Work to be completed:
Give the number of lines that include the string "icon", nothing more.

---- Provided data

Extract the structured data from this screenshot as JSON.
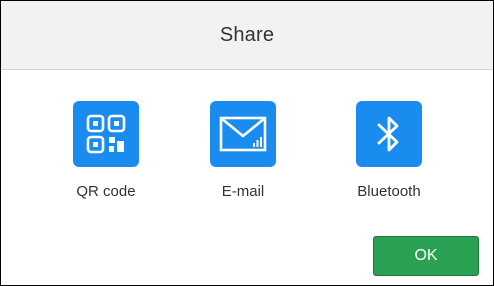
{
  "dialog": {
    "title": "Share"
  },
  "share_options": [
    {
      "label": "QR code",
      "icon": "qr-code-icon"
    },
    {
      "label": "E-mail",
      "icon": "envelope-icon"
    },
    {
      "label": "Bluetooth",
      "icon": "bluetooth-icon"
    }
  ],
  "actions": {
    "ok_label": "OK"
  },
  "colors": {
    "tile_blue": "#1a8cf0",
    "ok_green": "#2aa152",
    "title_bar_bg": "#f2f2f2"
  }
}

--------

Answer to this task:
3